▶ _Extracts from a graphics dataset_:
▼
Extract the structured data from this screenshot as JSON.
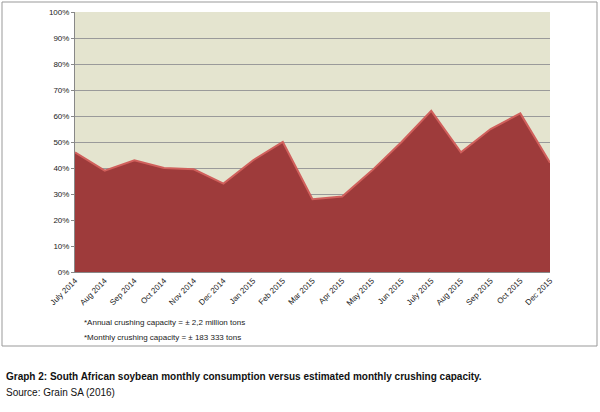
{
  "chart_data": {
    "type": "area",
    "title": "Graph 2: South African soybean monthly consumption versus estimated monthly crushing capacity.",
    "source": "Source: Grain SA (2016)",
    "annotations": [
      "*Annual crushing capacity = ± 2,2 million tons",
      "*Monthly crushing capacity = ± 183 333 tons"
    ],
    "categories": [
      "July 2014",
      "Aug 2014",
      "Sep 2014",
      "Oct 2014",
      "Nov 2014",
      "Dec 2014",
      "Jan 2015",
      "Feb 2015",
      "Mar 2015",
      "Apr 2015",
      "May 2015",
      "Jun 2015",
      "July 2015",
      "Aug 2015",
      "Sep 2015",
      "Oct 2015",
      "Dec 2015"
    ],
    "values": [
      46,
      39,
      43,
      40,
      39.5,
      34,
      43,
      50,
      28,
      29,
      39,
      50,
      62,
      46,
      55,
      61,
      42
    ],
    "color": "#9e3b3b",
    "ylim": [
      0,
      100
    ],
    "yticks": [
      {
        "value": 0,
        "label": "0%"
      },
      {
        "value": 10,
        "label": "10%"
      },
      {
        "value": 20,
        "label": "20%"
      },
      {
        "value": 30,
        "label": "30%"
      },
      {
        "value": 40,
        "label": "40%"
      },
      {
        "value": 50,
        "label": "50%"
      },
      {
        "value": 60,
        "label": "60%"
      },
      {
        "value": 70,
        "label": "70%"
      },
      {
        "value": 80,
        "label": "80%"
      },
      {
        "value": 90,
        "label": "90%"
      },
      {
        "value": 100,
        "label": "100%"
      }
    ],
    "grid": true
  }
}
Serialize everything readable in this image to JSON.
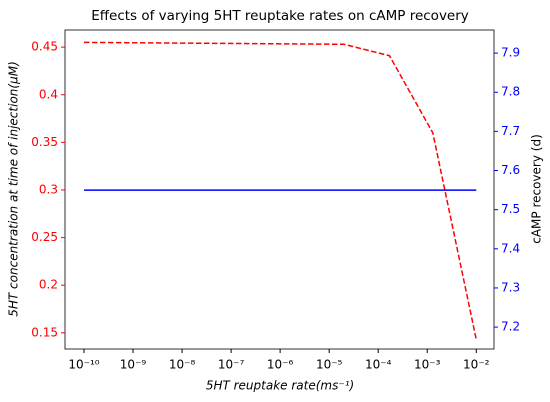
{
  "chart_data": {
    "type": "line",
    "title": "Effects of varying 5HT reuptake rates on cAMP recovery",
    "xlabel": "5HT reuptake rate(ms⁻¹)",
    "ylabel": "5HT concentration at time of injection(μM)",
    "y2label": "cAMP recovery (d)",
    "xscale": "log",
    "xlim": [
      4.1e-11,
      0.023
    ],
    "xticks": [
      {
        "value": 1e-10,
        "label": "10⁻¹⁰"
      },
      {
        "value": 1e-09,
        "label": "10⁻⁹"
      },
      {
        "value": 1e-08,
        "label": "10⁻⁸"
      },
      {
        "value": 1e-07,
        "label": "10⁻⁷"
      },
      {
        "value": 1e-06,
        "label": "10⁻⁶"
      },
      {
        "value": 1e-05,
        "label": "10⁻⁵"
      },
      {
        "value": 0.0001,
        "label": "10⁻⁴"
      },
      {
        "value": 0.001,
        "label": "10⁻³"
      },
      {
        "value": 0.01,
        "label": "10⁻²"
      }
    ],
    "ylim": [
      0.133,
      0.468
    ],
    "yticks": [
      0.15,
      0.2,
      0.25,
      0.3,
      0.35,
      0.4,
      0.45
    ],
    "y2lim": [
      7.144,
      7.959
    ],
    "y2ticks": [
      7.2,
      7.3,
      7.4,
      7.5,
      7.6,
      7.7,
      7.8,
      7.9
    ],
    "series": [
      {
        "color": "#ff0000",
        "linestyle": "dashed",
        "axis": "y",
        "x": [
          1e-10,
          2e-05,
          0.00017,
          0.0013,
          0.01
        ],
        "values": [
          0.455,
          0.453,
          0.441,
          0.36,
          0.143
        ]
      },
      {
        "color": "#0000ff",
        "linestyle": "solid",
        "axis": "y2",
        "x": [
          1e-10,
          0.01
        ],
        "values": [
          7.55,
          7.55
        ]
      }
    ]
  }
}
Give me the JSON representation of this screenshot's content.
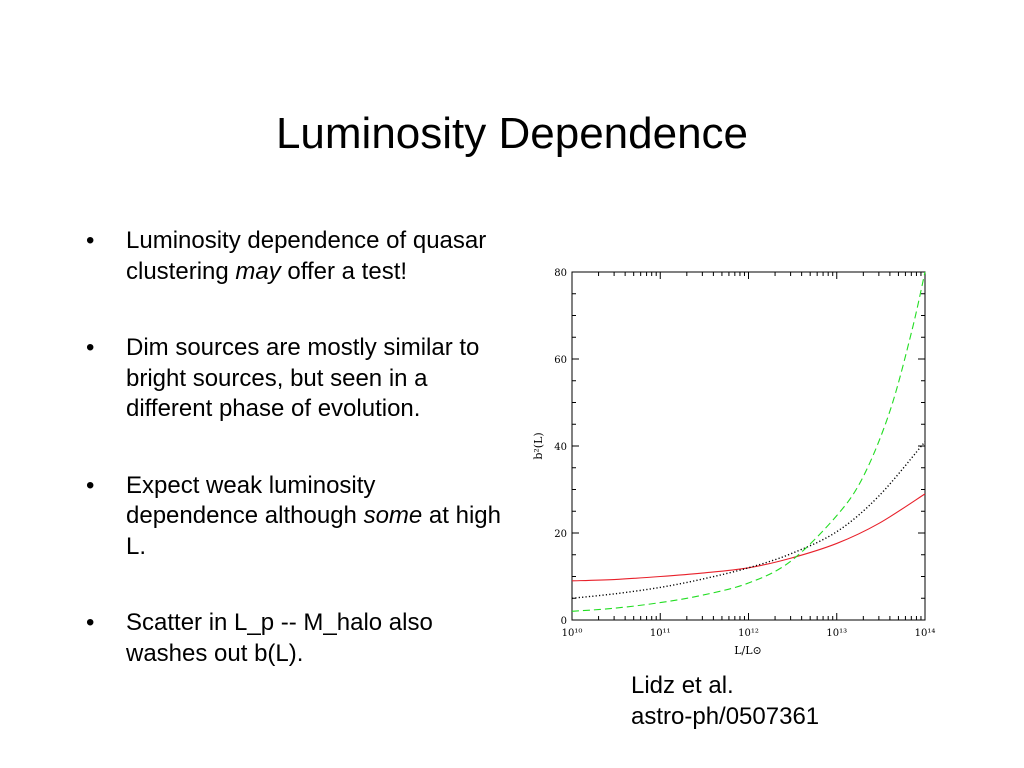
{
  "slide": {
    "title": "Luminosity Dependence"
  },
  "bullets": [
    {
      "parts": [
        {
          "text": "Luminosity dependence of quasar clustering ",
          "italic": false
        },
        {
          "text": "may",
          "italic": true
        },
        {
          "text": " offer a test!",
          "italic": false
        }
      ]
    },
    {
      "parts": [
        {
          "text": "Dim sources are mostly similar to bright sources, but seen in a different phase of evolution.",
          "italic": false
        }
      ]
    },
    {
      "parts": [
        {
          "text": "Expect weak luminosity dependence although ",
          "italic": false
        },
        {
          "text": "some",
          "italic": true
        },
        {
          "text": " at high L.",
          "italic": false
        }
      ]
    },
    {
      "parts": [
        {
          "text": "Scatter in L_p -- M_halo also washes out b(L).",
          "italic": false
        }
      ]
    }
  ],
  "bullet_symbol": "•",
  "citation": {
    "line1": "Lidz et al.",
    "line2": "astro-ph/0507361"
  },
  "chart_data": {
    "type": "line",
    "xlabel": "L/L⊙",
    "ylabel": "b²(L)",
    "xscale": "log",
    "xlim": [
      10000000000.0,
      100000000000000.0
    ],
    "ylim": [
      0,
      80
    ],
    "x_ticks": [
      {
        "value": 10000000000.0,
        "label": "10¹⁰"
      },
      {
        "value": 100000000000.0,
        "label": "10¹¹"
      },
      {
        "value": 1000000000000.0,
        "label": "10¹²"
      },
      {
        "value": 10000000000000.0,
        "label": "10¹³"
      },
      {
        "value": 100000000000000.0,
        "label": "10¹⁴"
      }
    ],
    "y_ticks": [
      0,
      20,
      40,
      60,
      80
    ],
    "grid": false,
    "series": [
      {
        "style": "solid",
        "color": "#e8202a",
        "x": [
          10000000000.0,
          30000000000.0,
          100000000000.0,
          300000000000.0,
          1000000000000.0,
          3000000000000.0,
          10000000000000.0,
          30000000000000.0,
          100000000000000.0
        ],
        "y": [
          9,
          9.3,
          10,
          10.8,
          12,
          14.2,
          17.6,
          22.2,
          29
        ]
      },
      {
        "style": "dotted",
        "color": "#000000",
        "x": [
          10000000000.0,
          30000000000.0,
          100000000000.0,
          300000000000.0,
          1000000000000.0,
          3000000000000.0,
          10000000000000.0,
          30000000000000.0,
          100000000000000.0
        ],
        "y": [
          5,
          6,
          7.5,
          9.4,
          12,
          15.2,
          20.3,
          28.5,
          41
        ]
      },
      {
        "style": "dashed",
        "color": "#22dd22",
        "x": [
          10000000000.0,
          30000000000.0,
          100000000000.0,
          300000000000.0,
          1000000000000.0,
          3000000000000.0,
          10000000000000.0,
          20000000000000.0,
          40000000000000.0,
          70000000000000.0,
          100000000000000.0
        ],
        "y": [
          2,
          2.7,
          4,
          5.7,
          8.5,
          13.5,
          24,
          33,
          48,
          66,
          80
        ]
      }
    ]
  }
}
▲
▶ _What is needed_: Exclude the images and reproduce the remaining data exactly.

▶ _Reply to the task_:
Extract the structured data from this screenshot as JSON.
{
  "chart_data": {
    "type": "area",
    "title": "Graph 2: South African soybean monthly consumption versus estimated monthly crushing capacity.",
    "source": "Source: Grain SA (2016)",
    "annotations": [
      "*Annual crushing capacity = ± 2,2 million tons",
      "*Monthly crushing capacity = ± 183 333 tons"
    ],
    "categories": [
      "July 2014",
      "Aug 2014",
      "Sep 2014",
      "Oct 2014",
      "Nov 2014",
      "Dec 2014",
      "Jan 2015",
      "Feb 2015",
      "Mar 2015",
      "Apr 2015",
      "May 2015",
      "Jun 2015",
      "July 2015",
      "Aug 2015",
      "Sep 2015",
      "Oct 2015",
      "Dec 2015"
    ],
    "values": [
      46,
      39,
      43,
      40,
      39.5,
      34,
      43,
      50,
      28,
      29,
      39,
      50,
      62,
      46,
      55,
      61,
      42
    ],
    "color": "#9e3b3b",
    "ylim": [
      0,
      100
    ],
    "yticks": [
      {
        "value": 0,
        "label": "0%"
      },
      {
        "value": 10,
        "label": "10%"
      },
      {
        "value": 20,
        "label": "20%"
      },
      {
        "value": 30,
        "label": "30%"
      },
      {
        "value": 40,
        "label": "40%"
      },
      {
        "value": 50,
        "label": "50%"
      },
      {
        "value": 60,
        "label": "60%"
      },
      {
        "value": 70,
        "label": "70%"
      },
      {
        "value": 80,
        "label": "80%"
      },
      {
        "value": 90,
        "label": "90%"
      },
      {
        "value": 100,
        "label": "100%"
      }
    ],
    "grid": true
  }
}
Serialize everything readable in this image to JSON.
{
  "chart_data": {
    "type": "line",
    "title": "Effects of varying 5HT reuptake rates on cAMP recovery",
    "xlabel": "5HT reuptake rate(ms⁻¹)",
    "ylabel": "5HT concentration at time of injection(μM)",
    "y2label": "cAMP recovery (d)",
    "xscale": "log",
    "xlim": [
      4.1e-11,
      0.023
    ],
    "xticks": [
      {
        "value": 1e-10,
        "label": "10⁻¹⁰"
      },
      {
        "value": 1e-09,
        "label": "10⁻⁹"
      },
      {
        "value": 1e-08,
        "label": "10⁻⁸"
      },
      {
        "value": 1e-07,
        "label": "10⁻⁷"
      },
      {
        "value": 1e-06,
        "label": "10⁻⁶"
      },
      {
        "value": 1e-05,
        "label": "10⁻⁵"
      },
      {
        "value": 0.0001,
        "label": "10⁻⁴"
      },
      {
        "value": 0.001,
        "label": "10⁻³"
      },
      {
        "value": 0.01,
        "label": "10⁻²"
      }
    ],
    "ylim": [
      0.133,
      0.468
    ],
    "yticks": [
      0.15,
      0.2,
      0.25,
      0.3,
      0.35,
      0.4,
      0.45
    ],
    "y2lim": [
      7.144,
      7.959
    ],
    "y2ticks": [
      7.2,
      7.3,
      7.4,
      7.5,
      7.6,
      7.7,
      7.8,
      7.9
    ],
    "series": [
      {
        "color": "#ff0000",
        "linestyle": "dashed",
        "axis": "y",
        "x": [
          1e-10,
          2e-05,
          0.00017,
          0.0013,
          0.01
        ],
        "values": [
          0.455,
          0.453,
          0.441,
          0.36,
          0.143
        ]
      },
      {
        "color": "#0000ff",
        "linestyle": "solid",
        "axis": "y2",
        "x": [
          1e-10,
          0.01
        ],
        "values": [
          7.55,
          7.55
        ]
      }
    ]
  }
}
Give me the JSON representation of this screenshot's content.
{
  "slide": {
    "title": "Luminosity Dependence"
  },
  "bullets": [
    {
      "parts": [
        {
          "text": "Luminosity dependence of quasar clustering ",
          "italic": false
        },
        {
          "text": "may",
          "italic": true
        },
        {
          "text": " offer a test!",
          "italic": false
        }
      ]
    },
    {
      "parts": [
        {
          "text": "Dim sources are mostly similar to bright sources, but seen in a different phase of evolution.",
          "italic": false
        }
      ]
    },
    {
      "parts": [
        {
          "text": "Expect weak luminosity dependence although ",
          "italic": false
        },
        {
          "text": "some",
          "italic": true
        },
        {
          "text": " at high L.",
          "italic": false
        }
      ]
    },
    {
      "parts": [
        {
          "text": "Scatter in L_p -- M_halo also washes out b(L).",
          "italic": false
        }
      ]
    }
  ],
  "bullet_symbol": "•",
  "citation": {
    "line1": "Lidz et al.",
    "line2": "astro-ph/0507361"
  },
  "chart_data": {
    "type": "line",
    "xlabel": "L/L⊙",
    "ylabel": "b²(L)",
    "xscale": "log",
    "xlim": [
      10000000000.0,
      100000000000000.0
    ],
    "ylim": [
      0,
      80
    ],
    "x_ticks": [
      {
        "value": 10000000000.0,
        "label": "10¹⁰"
      },
      {
        "value": 100000000000.0,
        "label": "10¹¹"
      },
      {
        "value": 1000000000000.0,
        "label": "10¹²"
      },
      {
        "value": 10000000000000.0,
        "label": "10¹³"
      },
      {
        "value": 100000000000000.0,
        "label": "10¹⁴"
      }
    ],
    "y_ticks": [
      0,
      20,
      40,
      60,
      80
    ],
    "grid": false,
    "series": [
      {
        "style": "solid",
        "color": "#e8202a",
        "x": [
          10000000000.0,
          30000000000.0,
          100000000000.0,
          300000000000.0,
          1000000000000.0,
          3000000000000.0,
          10000000000000.0,
          30000000000000.0,
          100000000000000.0
        ],
        "y": [
          9,
          9.3,
          10,
          10.8,
          12,
          14.2,
          17.6,
          22.2,
          29
        ]
      },
      {
        "style": "dotted",
        "color": "#000000",
        "x": [
          10000000000.0,
          30000000000.0,
          100000000000.0,
          300000000000.0,
          1000000000000.0,
          3000000000000.0,
          10000000000000.0,
          30000000000000.0,
          100000000000000.0
        ],
        "y": [
          5,
          6,
          7.5,
          9.4,
          12,
          15.2,
          20.3,
          28.5,
          41
        ]
      },
      {
        "style": "dashed",
        "color": "#22dd22",
        "x": [
          10000000000.0,
          30000000000.0,
          100000000000.0,
          300000000000.0,
          1000000000000.0,
          3000000000000.0,
          10000000000000.0,
          20000000000000.0,
          40000000000000.0,
          70000000000000.0,
          100000000000000.0
        ],
        "y": [
          2,
          2.7,
          4,
          5.7,
          8.5,
          13.5,
          24,
          33,
          48,
          66,
          80
        ]
      }
    ]
  }
}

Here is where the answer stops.